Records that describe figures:
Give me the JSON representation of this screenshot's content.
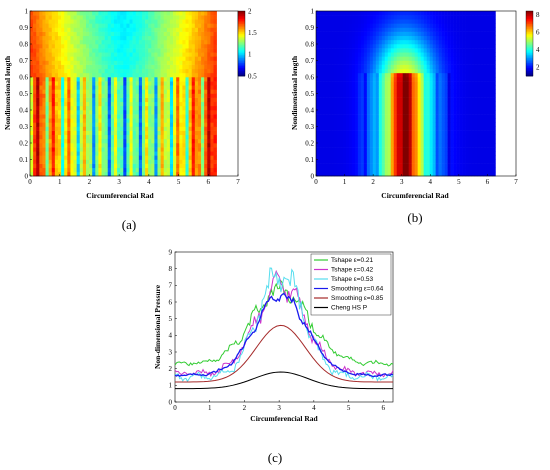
{
  "chart_data": [
    {
      "panel": "(a)",
      "type": "heatmap",
      "xlabel": "Circumferencial Rad",
      "ylabel": "Nondimensional length",
      "xticks": [
        "0",
        "1",
        "2",
        "3",
        "4",
        "5",
        "6",
        "7"
      ],
      "yticks": [
        "0",
        "0.1",
        "0.2",
        "0.3",
        "0.4",
        "0.5",
        "0.6",
        "0.7",
        "0.8",
        "0.9",
        "1"
      ],
      "xlim": [
        0,
        7
      ],
      "ylim": [
        0,
        1
      ],
      "x_extent": [
        0,
        6.28
      ],
      "colorbar": {
        "ticks": [
          "0.5",
          "1",
          "1.5",
          "2"
        ],
        "range": [
          0.5,
          2
        ]
      },
      "grid": [
        60,
        40
      ]
    },
    {
      "panel": "(b)",
      "type": "heatmap",
      "xlabel": "Circumferencial Rad",
      "ylabel": "Nondimensional length",
      "xticks": [
        "0",
        "1",
        "2",
        "3",
        "4",
        "5",
        "6",
        "7"
      ],
      "yticks": [
        "0",
        "0.1",
        "0.2",
        "0.3",
        "0.4",
        "0.5",
        "0.6",
        "0.7",
        "0.8",
        "0.9",
        "1"
      ],
      "xlim": [
        0,
        7
      ],
      "ylim": [
        0,
        1
      ],
      "x_extent": [
        0,
        6.28
      ],
      "colorbar": {
        "ticks": [
          "2",
          "4",
          "6",
          "8"
        ],
        "range": [
          1,
          8.4
        ]
      },
      "grid": [
        60,
        40
      ]
    },
    {
      "panel": "(c)",
      "type": "line",
      "xlabel": "Circumferencial Rad",
      "ylabel": "Non-dimensional Pressure",
      "xticks": [
        "0",
        "1",
        "2",
        "3",
        "4",
        "5",
        "6"
      ],
      "yticks": [
        "0",
        "1",
        "2",
        "3",
        "4",
        "5",
        "6",
        "7",
        "8",
        "9"
      ],
      "xlim": [
        0,
        6.28
      ],
      "ylim": [
        0,
        9
      ],
      "legend": "top-right",
      "series": [
        {
          "name": "Tshape ε=0.21",
          "color": "#33cc33",
          "kind": "noisy",
          "base": 2.3,
          "peak": 6.7,
          "width": 1.15,
          "noise": 0.6
        },
        {
          "name": "Tshape ε=0.42",
          "color": "#cc33cc",
          "kind": "noisy",
          "base": 1.7,
          "peak": 7.0,
          "width": 1.0,
          "noise": 0.8
        },
        {
          "name": "Tshape ε=0.53",
          "color": "#55ddee",
          "kind": "noisy",
          "base": 1.5,
          "peak": 7.8,
          "width": 0.9,
          "noise": 1.0
        },
        {
          "name": "Smoothing ε=0.64",
          "color": "#1a1aee",
          "kind": "noisy",
          "base": 1.6,
          "peak": 6.4,
          "width": 1.05,
          "noise": 0.35
        },
        {
          "name": "Smoothing ε=0.85",
          "color": "#a52a2a",
          "kind": "smooth",
          "base": 1.2,
          "peak": 4.6,
          "width": 1.0,
          "noise": 0
        },
        {
          "name": "Cheng HS P",
          "color": "#000000",
          "kind": "smooth",
          "base": 0.8,
          "peak": 1.8,
          "width": 1.1,
          "noise": 0
        }
      ]
    }
  ]
}
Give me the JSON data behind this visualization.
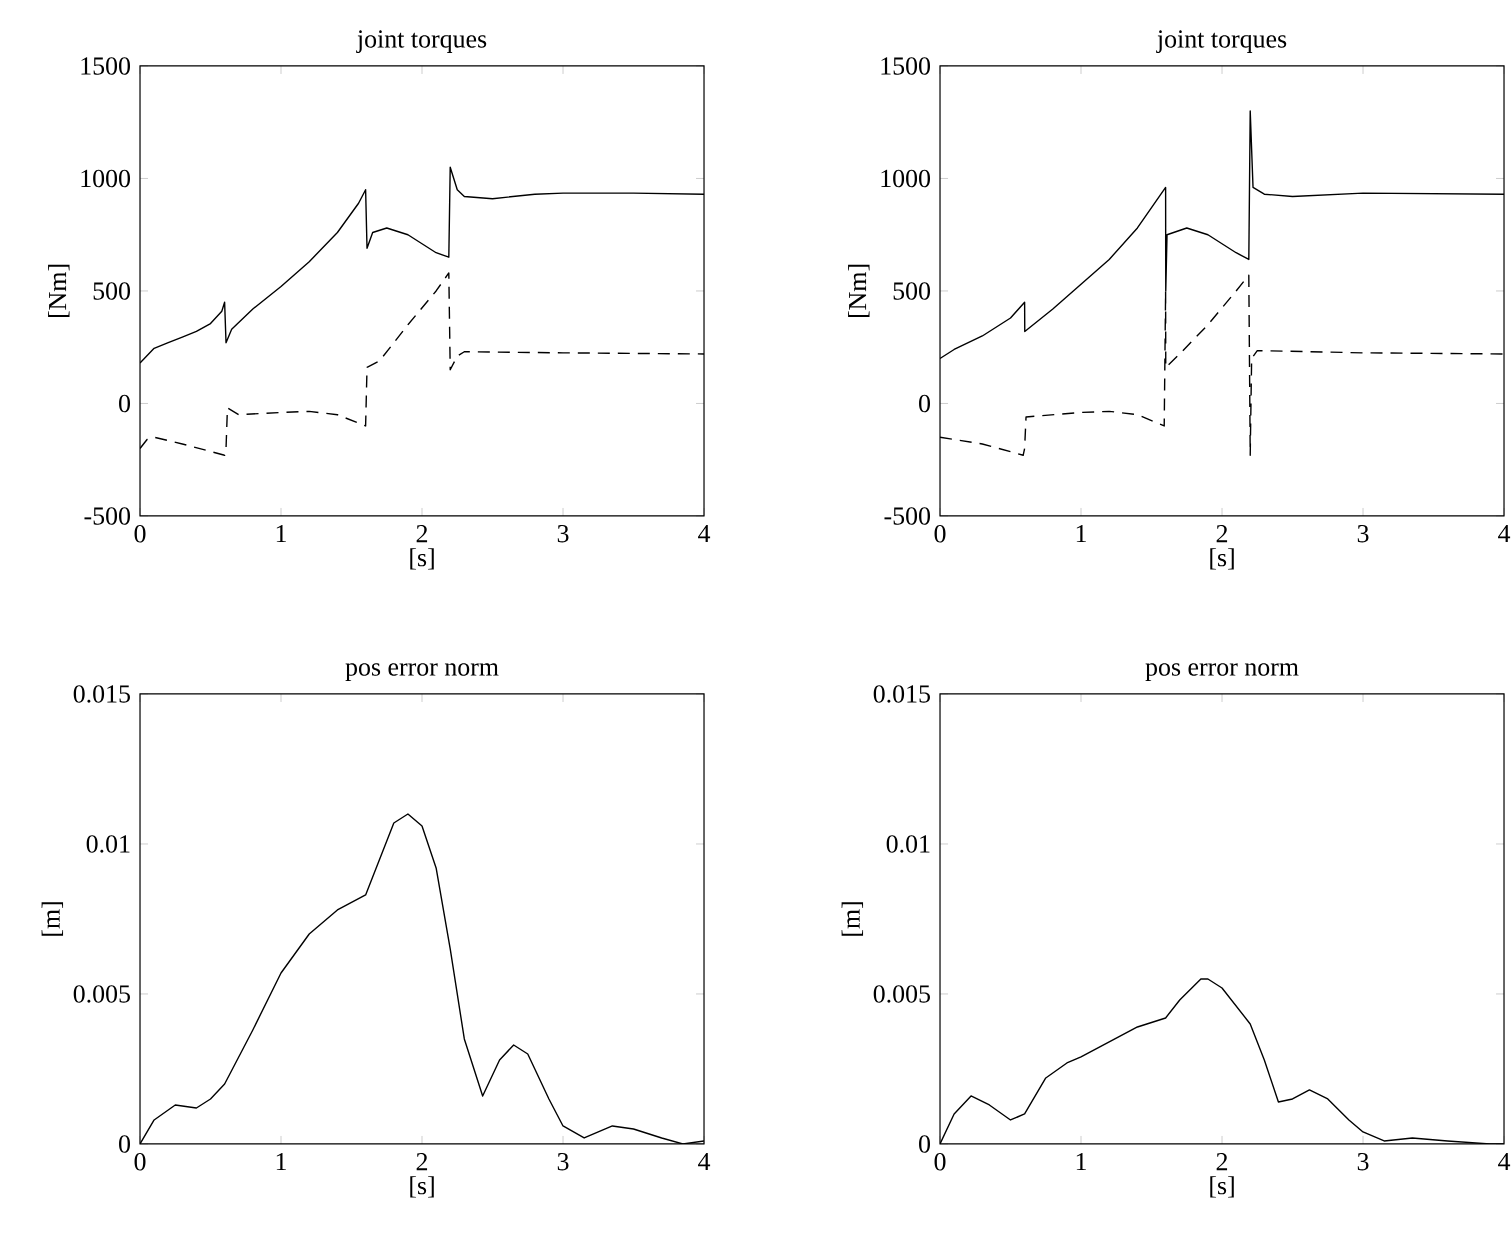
{
  "chart_data": [
    {
      "type": "line",
      "title": "joint torques",
      "xlabel": "[s]",
      "ylabel": "[Nm]",
      "xlim": [
        0,
        4
      ],
      "ylim": [
        -500,
        1500
      ],
      "xticks": [
        0,
        1,
        2,
        3,
        4
      ],
      "yticks": [
        -500,
        0,
        500,
        1000,
        1500
      ],
      "series": [
        {
          "color": "#000000",
          "line_style": "solid",
          "x": [
            0,
            0.1,
            0.2,
            0.3,
            0.4,
            0.5,
            0.58,
            0.6,
            0.61,
            0.65,
            0.8,
            1.0,
            1.2,
            1.4,
            1.55,
            1.6,
            1.61,
            1.65,
            1.75,
            1.9,
            2.0,
            2.1,
            2.19,
            2.2,
            2.25,
            2.3,
            2.5,
            2.8,
            3.0,
            3.5,
            4.0
          ],
          "values": [
            180,
            245,
            270,
            295,
            320,
            355,
            410,
            450,
            270,
            330,
            420,
            520,
            630,
            760,
            890,
            950,
            690,
            760,
            780,
            750,
            710,
            670,
            650,
            1050,
            950,
            920,
            910,
            930,
            935,
            935,
            930
          ]
        },
        {
          "color": "#000000",
          "line_style": "dashed",
          "x": [
            0,
            0.05,
            0.1,
            0.3,
            0.6,
            0.61,
            0.62,
            0.7,
            1.0,
            1.2,
            1.4,
            1.6,
            1.61,
            1.7,
            1.9,
            2.1,
            2.19,
            2.2,
            2.25,
            2.3,
            3.0,
            4.0
          ],
          "values": [
            -200,
            -160,
            -150,
            -180,
            -230,
            -200,
            -20,
            -50,
            -40,
            -35,
            -50,
            -100,
            160,
            190,
            350,
            500,
            580,
            150,
            210,
            230,
            225,
            220
          ]
        }
      ]
    },
    {
      "type": "line",
      "title": "joint torques",
      "xlabel": "[s]",
      "ylabel": "[Nm]",
      "xlim": [
        0,
        4
      ],
      "ylim": [
        -500,
        1500
      ],
      "xticks": [
        0,
        1,
        2,
        3,
        4
      ],
      "yticks": [
        -500,
        0,
        500,
        1000,
        1500
      ],
      "series": [
        {
          "color": "#000000",
          "line_style": "solid",
          "x": [
            0,
            0.1,
            0.3,
            0.5,
            0.6,
            0.601,
            0.8,
            1.0,
            1.2,
            1.4,
            1.6,
            1.601,
            1.61,
            1.75,
            1.9,
            2.1,
            2.19,
            2.2,
            2.22,
            2.3,
            2.5,
            3.0,
            4.0
          ],
          "values": [
            200,
            240,
            300,
            380,
            450,
            320,
            420,
            530,
            640,
            780,
            960,
            500,
            750,
            780,
            750,
            670,
            640,
            1300,
            960,
            930,
            920,
            935,
            930
          ]
        },
        {
          "color": "#000000",
          "line_style": "dashed",
          "x": [
            0,
            0.3,
            0.59,
            0.6,
            0.61,
            1.0,
            1.2,
            1.4,
            1.59,
            1.6,
            1.601,
            1.7,
            1.9,
            2.1,
            2.19,
            2.2,
            2.21,
            2.25,
            3.0,
            4.0
          ],
          "values": [
            -150,
            -180,
            -230,
            -200,
            -60,
            -40,
            -35,
            -50,
            -100,
            500,
            160,
            220,
            350,
            500,
            570,
            -230,
            200,
            235,
            225,
            220
          ]
        }
      ]
    },
    {
      "type": "line",
      "title": "pos error norm",
      "xlabel": "[s]",
      "ylabel": "[m]",
      "xlim": [
        0,
        4
      ],
      "ylim": [
        0,
        0.015
      ],
      "xticks": [
        0,
        1,
        2,
        3,
        4
      ],
      "yticks": [
        0,
        0.005,
        0.01,
        0.015
      ],
      "series": [
        {
          "color": "#000000",
          "line_style": "solid",
          "x": [
            0,
            0.1,
            0.25,
            0.4,
            0.5,
            0.6,
            0.8,
            1.0,
            1.2,
            1.4,
            1.6,
            1.7,
            1.8,
            1.9,
            2.0,
            2.1,
            2.2,
            2.3,
            2.43,
            2.55,
            2.65,
            2.75,
            2.9,
            3.0,
            3.15,
            3.35,
            3.5,
            3.7,
            3.85,
            4.0
          ],
          "values": [
            0,
            0.0008,
            0.0013,
            0.0012,
            0.0015,
            0.002,
            0.0038,
            0.0057,
            0.007,
            0.0078,
            0.0083,
            0.0095,
            0.0107,
            0.011,
            0.0106,
            0.0092,
            0.0065,
            0.0035,
            0.0016,
            0.0028,
            0.0033,
            0.003,
            0.0015,
            0.0006,
            0.0002,
            0.0006,
            0.0005,
            0.0002,
            0,
            0.0001
          ]
        }
      ]
    },
    {
      "type": "line",
      "title": "pos error norm",
      "xlabel": "[s]",
      "ylabel": "[m]",
      "xlim": [
        0,
        4
      ],
      "ylim": [
        0,
        0.015
      ],
      "xticks": [
        0,
        1,
        2,
        3,
        4
      ],
      "yticks": [
        0,
        0.005,
        0.01,
        0.015
      ],
      "series": [
        {
          "color": "#000000",
          "line_style": "solid",
          "x": [
            0,
            0.1,
            0.22,
            0.35,
            0.5,
            0.6,
            0.75,
            0.9,
            1.0,
            1.2,
            1.4,
            1.6,
            1.7,
            1.85,
            1.9,
            2.0,
            2.2,
            2.3,
            2.4,
            2.5,
            2.62,
            2.75,
            2.9,
            3.0,
            3.15,
            3.35,
            3.6,
            3.9,
            4.0
          ],
          "values": [
            0,
            0.001,
            0.0016,
            0.0013,
            0.0008,
            0.001,
            0.0022,
            0.0027,
            0.0029,
            0.0034,
            0.0039,
            0.0042,
            0.0048,
            0.0055,
            0.0055,
            0.0052,
            0.004,
            0.0028,
            0.0014,
            0.0015,
            0.0018,
            0.0015,
            0.0008,
            0.0004,
            0.0001,
            0.0002,
            0.0001,
            0,
            0
          ]
        }
      ]
    }
  ]
}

▸ **THE EXERCISE**
Take every line containing the word "this" and copy it.

▸ **CORRECT ANSWER**
Give me the JSON representation of this screenshot's content.
Give me the JSON data behind this visualization.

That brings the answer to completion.